• [What the exercise asks] Restate the data exactly as given and keep the pictures out.

(Records from a data source)
▬▬▬
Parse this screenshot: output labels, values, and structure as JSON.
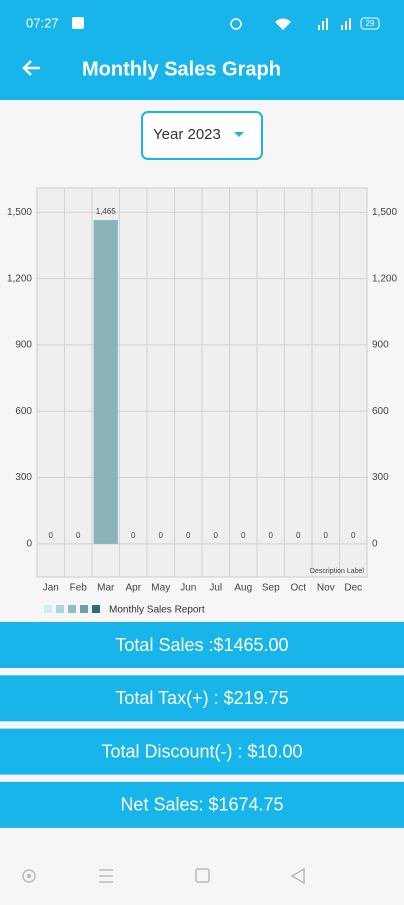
{
  "status_bar": {
    "time": "07:27",
    "battery": "29"
  },
  "app_bar": {
    "title": "Monthly Sales Graph"
  },
  "year_selector": {
    "label": "Year 2023"
  },
  "chart_data": {
    "type": "bar",
    "categories": [
      "Jan",
      "Feb",
      "Mar",
      "Apr",
      "May",
      "Jun",
      "Jul",
      "Aug",
      "Sep",
      "Oct",
      "Nov",
      "Dec"
    ],
    "series": [
      {
        "name": "Monthly Sales Report",
        "color": "#8ab4ba",
        "values": [
          0,
          0,
          1465,
          0,
          0,
          0,
          0,
          0,
          0,
          0,
          0,
          0
        ],
        "value_labels": [
          "0",
          "0",
          "1,465",
          "0",
          "0",
          "0",
          "0",
          "0",
          "0",
          "0",
          "0",
          "0"
        ]
      }
    ],
    "legend_colors": [
      "#c9f0f1",
      "#a6d8db",
      "#8cbec3",
      "#6c9fa6",
      "#2f6f79"
    ],
    "ylim": [
      -150,
      1610
    ],
    "yticks": [
      0,
      300,
      600,
      900,
      {
        "value": 1200,
        "label": "1,200"
      },
      {
        "value": 1500,
        "label": "1,500"
      }
    ],
    "grid": true,
    "description": "Description Label"
  },
  "summary": [
    "Total Sales :$1465.00",
    "Total Tax(+) : $219.75",
    "Total Discount(-) : $10.00",
    "Net Sales: $1674.75"
  ]
}
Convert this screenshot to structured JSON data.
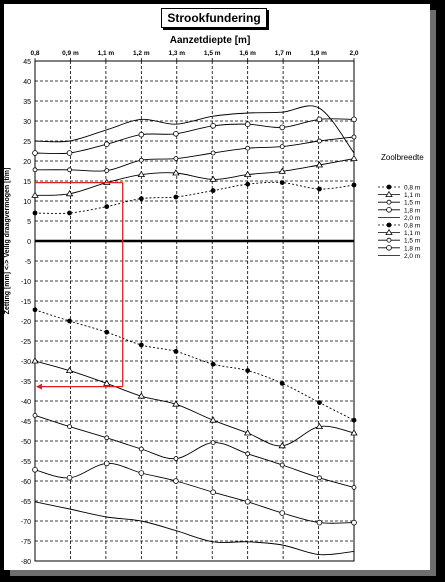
{
  "title": "Strookfundering",
  "legend": {
    "title": "Zoolbreedte",
    "entries": [
      {
        "label": "0,8 m",
        "style": "dotted",
        "marker": "filled-circle"
      },
      {
        "label": "1,1 m",
        "style": "solid",
        "marker": "triangle"
      },
      {
        "label": "1,5 m",
        "style": "solid",
        "marker": "diamond"
      },
      {
        "label": "1,8 m",
        "style": "solid",
        "marker": "open-circle"
      },
      {
        "label": "2,0 m",
        "style": "solid",
        "marker": "none"
      },
      {
        "label": "0,8 m",
        "style": "dotted",
        "marker": "filled-circle"
      },
      {
        "label": "1,1 m",
        "style": "solid",
        "marker": "triangle"
      },
      {
        "label": "1,5 m",
        "style": "solid",
        "marker": "diamond"
      },
      {
        "label": "1,8 m",
        "style": "solid",
        "marker": "open-circle"
      },
      {
        "label": "2,0 m",
        "style": "solid",
        "marker": "none"
      }
    ]
  },
  "chart_data": {
    "type": "line",
    "title": "Strookfundering",
    "xlabel": "Aanzetdiepte [m]",
    "ylabel": "Zetting [mm] <-> Veilig draagvermogen [t/m]",
    "x_ticks": [
      "0,8",
      "0,9 m",
      "1,1 m",
      "1,2 m",
      "1,3 m",
      "1,5 m",
      "1,6 m",
      "1,7 m",
      "1,9 m",
      "2,0"
    ],
    "xlim": [
      0.8,
      2.0
    ],
    "ylim": [
      -80,
      45
    ],
    "y_ticks": [
      45,
      40,
      35,
      30,
      25,
      20,
      15,
      10,
      5,
      0,
      -5,
      -10,
      -15,
      -20,
      -25,
      -30,
      -35,
      -40,
      -45,
      -50,
      -55,
      -60,
      -65,
      -70,
      -75,
      -80
    ],
    "grid": true,
    "legend_position": "right",
    "zero_line": true,
    "series_group_1_label": "Veilig draagvermogen",
    "series_group_2_label": "Zetting",
    "series": [
      {
        "name": "0,8 m",
        "group": "draagvermogen",
        "marker": "filled-circle",
        "dash": true,
        "x": [
          0.8,
          0.93,
          1.07,
          1.2,
          1.33,
          1.47,
          1.6,
          1.73,
          1.87,
          2.0
        ],
        "y": [
          7,
          7,
          8.6,
          10.6,
          11,
          12.6,
          14.2,
          14.6,
          13,
          14
        ]
      },
      {
        "name": "1,1 m",
        "group": "draagvermogen",
        "marker": "triangle",
        "x": [
          0.8,
          0.93,
          1.07,
          1.2,
          1.33,
          1.47,
          1.6,
          1.73,
          1.87,
          2.0
        ],
        "y": [
          11.4,
          11.8,
          14.6,
          16.6,
          17,
          15.4,
          16.6,
          17.4,
          19,
          20.6
        ]
      },
      {
        "name": "1,5 m",
        "group": "draagvermogen",
        "marker": "diamond",
        "x": [
          0.8,
          0.93,
          1.07,
          1.2,
          1.33,
          1.47,
          1.6,
          1.73,
          1.87,
          2.0
        ],
        "y": [
          17.8,
          17.8,
          17.6,
          20.2,
          20.6,
          22,
          23.2,
          23.6,
          25,
          26
        ]
      },
      {
        "name": "1,8 m",
        "group": "draagvermogen",
        "marker": "open-circle",
        "x": [
          0.8,
          0.93,
          1.07,
          1.2,
          1.33,
          1.47,
          1.6,
          1.73,
          1.87,
          2.0
        ],
        "y": [
          22,
          22,
          24.2,
          26.6,
          26.8,
          28.8,
          29.2,
          28.4,
          30.4,
          30.4
        ]
      },
      {
        "name": "2,0 m",
        "group": "draagvermogen",
        "marker": "none",
        "x": [
          0.8,
          0.93,
          1.07,
          1.2,
          1.33,
          1.47,
          1.6,
          1.73,
          1.87,
          2.0
        ],
        "y": [
          25,
          25,
          27.8,
          30.4,
          29.2,
          31.2,
          32,
          32.2,
          33.2,
          22
        ]
      },
      {
        "name": "0,8 m",
        "group": "zetting",
        "marker": "filled-circle",
        "dash": true,
        "x": [
          0.8,
          0.93,
          1.07,
          1.2,
          1.33,
          1.47,
          1.6,
          1.73,
          1.87,
          2.0
        ],
        "y": [
          -17.2,
          -20,
          -22.8,
          -26,
          -27.6,
          -30.8,
          -32.4,
          -35.6,
          -40.4,
          -44.8
        ]
      },
      {
        "name": "1,1 m",
        "group": "zetting",
        "marker": "triangle",
        "x": [
          0.8,
          0.93,
          1.07,
          1.2,
          1.33,
          1.47,
          1.6,
          1.73,
          1.87,
          2.0
        ],
        "y": [
          -30,
          -32.4,
          -35.6,
          -38.8,
          -40.8,
          -44.8,
          -48,
          -51.2,
          -46.4,
          -48
        ]
      },
      {
        "name": "1,5 m",
        "group": "zetting",
        "marker": "diamond",
        "x": [
          0.8,
          0.93,
          1.07,
          1.2,
          1.33,
          1.47,
          1.6,
          1.73,
          1.87,
          2.0
        ],
        "y": [
          -43.6,
          -46.4,
          -49.2,
          -52,
          -54.4,
          -50.4,
          -53.2,
          -56,
          -59.2,
          -61.6
        ]
      },
      {
        "name": "1,8 m",
        "group": "zetting",
        "marker": "open-circle",
        "x": [
          0.8,
          0.93,
          1.07,
          1.2,
          1.33,
          1.47,
          1.6,
          1.73,
          1.87,
          2.0
        ],
        "y": [
          -57.2,
          -59.2,
          -55.6,
          -58,
          -60,
          -62.8,
          -65.2,
          -68,
          -70.4,
          -70.4
        ]
      },
      {
        "name": "2,0 m",
        "group": "zetting",
        "marker": "none",
        "x": [
          0.8,
          0.93,
          1.07,
          1.2,
          1.33,
          1.47,
          1.6,
          1.73,
          1.87,
          2.0
        ],
        "y": [
          -65.2,
          -67,
          -69,
          -70,
          -72.4,
          -75.2,
          -75.2,
          -76,
          -78.4,
          -77.6
        ]
      }
    ],
    "annotation": {
      "color": "#e02020",
      "draagvermogen_value": 14.6,
      "aanzetdiepte_value": 1.13,
      "zetting_value": -36.4
    }
  }
}
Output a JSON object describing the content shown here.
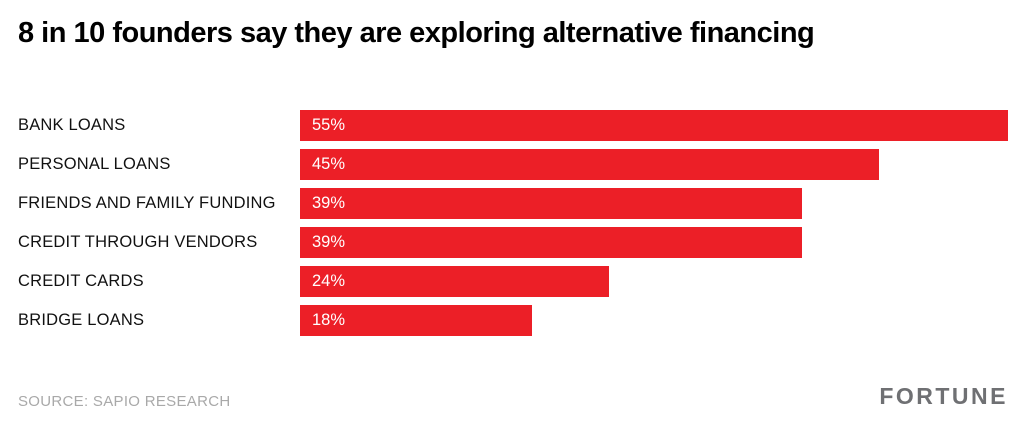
▬▬▬
• [Task solution]
Parse this screenshot: output labels, values, and structure as JSON.
{
  "status_bar": {
    "time": "07:27",
    "battery": "29"
  },
  "app_bar": {
    "title": "Monthly Sales Graph"
  },
  "year_selector": {
    "label": "Year 2023"
  },
  "chart_data": {
    "type": "bar",
    "categories": [
      "Jan",
      "Feb",
      "Mar",
      "Apr",
      "May",
      "Jun",
      "Jul",
      "Aug",
      "Sep",
      "Oct",
      "Nov",
      "Dec"
    ],
    "series": [
      {
        "name": "Monthly Sales Report",
        "color": "#8ab4ba",
        "values": [
          0,
          0,
          1465,
          0,
          0,
          0,
          0,
          0,
          0,
          0,
          0,
          0
        ],
        "value_labels": [
          "0",
          "0",
          "1,465",
          "0",
          "0",
          "0",
          "0",
          "0",
          "0",
          "0",
          "0",
          "0"
        ]
      }
    ],
    "legend_colors": [
      "#c9f0f1",
      "#a6d8db",
      "#8cbec3",
      "#6c9fa6",
      "#2f6f79"
    ],
    "ylim": [
      -150,
      1610
    ],
    "yticks": [
      0,
      300,
      600,
      900,
      {
        "value": 1200,
        "label": "1,200"
      },
      {
        "value": 1500,
        "label": "1,500"
      }
    ],
    "grid": true,
    "description": "Description Label"
  },
  "summary": [
    "Total Sales :$1465.00",
    "Total Tax(+) : $219.75",
    "Total Discount(-) : $10.00",
    "Net Sales: $1674.75"
  ]
}
Convert this screenshot to structured JSON data.
{
  "title": "Strookfundering",
  "legend": {
    "title": "Zoolbreedte",
    "entries": [
      {
        "label": "0,8 m",
        "style": "dotted",
        "marker": "filled-circle"
      },
      {
        "label": "1,1 m",
        "style": "solid",
        "marker": "triangle"
      },
      {
        "label": "1,5 m",
        "style": "solid",
        "marker": "diamond"
      },
      {
        "label": "1,8 m",
        "style": "solid",
        "marker": "open-circle"
      },
      {
        "label": "2,0 m",
        "style": "solid",
        "marker": "none"
      },
      {
        "label": "0,8 m",
        "style": "dotted",
        "marker": "filled-circle"
      },
      {
        "label": "1,1 m",
        "style": "solid",
        "marker": "triangle"
      },
      {
        "label": "1,5 m",
        "style": "solid",
        "marker": "diamond"
      },
      {
        "label": "1,8 m",
        "style": "solid",
        "marker": "open-circle"
      },
      {
        "label": "2,0 m",
        "style": "solid",
        "marker": "none"
      }
    ]
  },
  "chart_data": {
    "type": "line",
    "title": "Strookfundering",
    "xlabel": "Aanzetdiepte [m]",
    "ylabel": "Zetting [mm] <-> Veilig draagvermogen [t/m]",
    "x_ticks": [
      "0,8",
      "0,9 m",
      "1,1 m",
      "1,2 m",
      "1,3 m",
      "1,5 m",
      "1,6 m",
      "1,7 m",
      "1,9 m",
      "2,0"
    ],
    "xlim": [
      0.8,
      2.0
    ],
    "ylim": [
      -80,
      45
    ],
    "y_ticks": [
      45,
      40,
      35,
      30,
      25,
      20,
      15,
      10,
      5,
      0,
      -5,
      -10,
      -15,
      -20,
      -25,
      -30,
      -35,
      -40,
      -45,
      -50,
      -55,
      -60,
      -65,
      -70,
      -75,
      -80
    ],
    "grid": true,
    "legend_position": "right",
    "zero_line": true,
    "series_group_1_label": "Veilig draagvermogen",
    "series_group_2_label": "Zetting",
    "series": [
      {
        "name": "0,8 m",
        "group": "draagvermogen",
        "marker": "filled-circle",
        "dash": true,
        "x": [
          0.8,
          0.93,
          1.07,
          1.2,
          1.33,
          1.47,
          1.6,
          1.73,
          1.87,
          2.0
        ],
        "y": [
          7,
          7,
          8.6,
          10.6,
          11,
          12.6,
          14.2,
          14.6,
          13,
          14
        ]
      },
      {
        "name": "1,1 m",
        "group": "draagvermogen",
        "marker": "triangle",
        "x": [
          0.8,
          0.93,
          1.07,
          1.2,
          1.33,
          1.47,
          1.6,
          1.73,
          1.87,
          2.0
        ],
        "y": [
          11.4,
          11.8,
          14.6,
          16.6,
          17,
          15.4,
          16.6,
          17.4,
          19,
          20.6
        ]
      },
      {
        "name": "1,5 m",
        "group": "draagvermogen",
        "marker": "diamond",
        "x": [
          0.8,
          0.93,
          1.07,
          1.2,
          1.33,
          1.47,
          1.6,
          1.73,
          1.87,
          2.0
        ],
        "y": [
          17.8,
          17.8,
          17.6,
          20.2,
          20.6,
          22,
          23.2,
          23.6,
          25,
          26
        ]
      },
      {
        "name": "1,8 m",
        "group": "draagvermogen",
        "marker": "open-circle",
        "x": [
          0.8,
          0.93,
          1.07,
          1.2,
          1.33,
          1.47,
          1.6,
          1.73,
          1.87,
          2.0
        ],
        "y": [
          22,
          22,
          24.2,
          26.6,
          26.8,
          28.8,
          29.2,
          28.4,
          30.4,
          30.4
        ]
      },
      {
        "name": "2,0 m",
        "group": "draagvermogen",
        "marker": "none",
        "x": [
          0.8,
          0.93,
          1.07,
          1.2,
          1.33,
          1.47,
          1.6,
          1.73,
          1.87,
          2.0
        ],
        "y": [
          25,
          25,
          27.8,
          30.4,
          29.2,
          31.2,
          32,
          32.2,
          33.2,
          22
        ]
      },
      {
        "name": "0,8 m",
        "group": "zetting",
        "marker": "filled-circle",
        "dash": true,
        "x": [
          0.8,
          0.93,
          1.07,
          1.2,
          1.33,
          1.47,
          1.6,
          1.73,
          1.87,
          2.0
        ],
        "y": [
          -17.2,
          -20,
          -22.8,
          -26,
          -27.6,
          -30.8,
          -32.4,
          -35.6,
          -40.4,
          -44.8
        ]
      },
      {
        "name": "1,1 m",
        "group": "zetting",
        "marker": "triangle",
        "x": [
          0.8,
          0.93,
          1.07,
          1.2,
          1.33,
          1.47,
          1.6,
          1.73,
          1.87,
          2.0
        ],
        "y": [
          -30,
          -32.4,
          -35.6,
          -38.8,
          -40.8,
          -44.8,
          -48,
          -51.2,
          -46.4,
          -48
        ]
      },
      {
        "name": "1,5 m",
        "group": "zetting",
        "marker": "diamond",
        "x": [
          0.8,
          0.93,
          1.07,
          1.2,
          1.33,
          1.47,
          1.6,
          1.73,
          1.87,
          2.0
        ],
        "y": [
          -43.6,
          -46.4,
          -49.2,
          -52,
          -54.4,
          -50.4,
          -53.2,
          -56,
          -59.2,
          -61.6
        ]
      },
      {
        "name": "1,8 m",
        "group": "zetting",
        "marker": "open-circle",
        "x": [
          0.8,
          0.93,
          1.07,
          1.2,
          1.33,
          1.47,
          1.6,
          1.73,
          1.87,
          2.0
        ],
        "y": [
          -57.2,
          -59.2,
          -55.6,
          -58,
          -60,
          -62.8,
          -65.2,
          -68,
          -70.4,
          -70.4
        ]
      },
      {
        "name": "2,0 m",
        "group": "zetting",
        "marker": "none",
        "x": [
          0.8,
          0.93,
          1.07,
          1.2,
          1.33,
          1.47,
          1.6,
          1.73,
          1.87,
          2.0
        ],
        "y": [
          -65.2,
          -67,
          -69,
          -70,
          -72.4,
          -75.2,
          -75.2,
          -76,
          -78.4,
          -77.6
        ]
      }
    ],
    "annotation": {
      "color": "#e02020",
      "draagvermogen_value": 14.6,
      "aanzetdiepte_value": 1.13,
      "zetting_value": -36.4
    }
  }
}
Output a JSON object describing the content shown here.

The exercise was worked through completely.